▶ [Aim]: Provide an exact reproduction of every entry.
-- start of Data for processing --
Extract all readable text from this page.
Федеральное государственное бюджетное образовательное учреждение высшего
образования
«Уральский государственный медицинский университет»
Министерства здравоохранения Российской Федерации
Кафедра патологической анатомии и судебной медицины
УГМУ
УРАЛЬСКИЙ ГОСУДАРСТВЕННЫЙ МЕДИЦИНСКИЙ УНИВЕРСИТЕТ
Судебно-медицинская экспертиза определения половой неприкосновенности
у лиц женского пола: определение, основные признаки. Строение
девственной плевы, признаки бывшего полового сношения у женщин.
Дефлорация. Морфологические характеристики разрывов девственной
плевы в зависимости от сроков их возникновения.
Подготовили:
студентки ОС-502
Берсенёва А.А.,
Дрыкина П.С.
-- end of Data for processing --
▶ [Expected output]:
Extract all readable text from this page.
Федеральное государственное бюджетное образовательное учреждение высшего
образования
«Уральский государственный медицинский университет»
Министерства здравоохранения Российской Федерации
Кафедра патологической анатомии и судебной медицины
УГМУ
УРАЛЬСКИЙ ГОСУДАРСТВЕННЫЙ МЕДИЦИНСКИЙ УНИВЕРСИТЕТ
Судебно-медицинская экспертиза определения половой неприкосновенности
у лиц женского пола: определение, основные признаки. Строение
девственной плевы, признаки бывшего полового сношения у женщин.
Дефлорация. Морфологические характеристики разрывов девственной
плевы в зависимости от сроков их возникновения.
Подготовили:
студентки ОС-502
Берсенёва А.А.,
Дрыкина П.С.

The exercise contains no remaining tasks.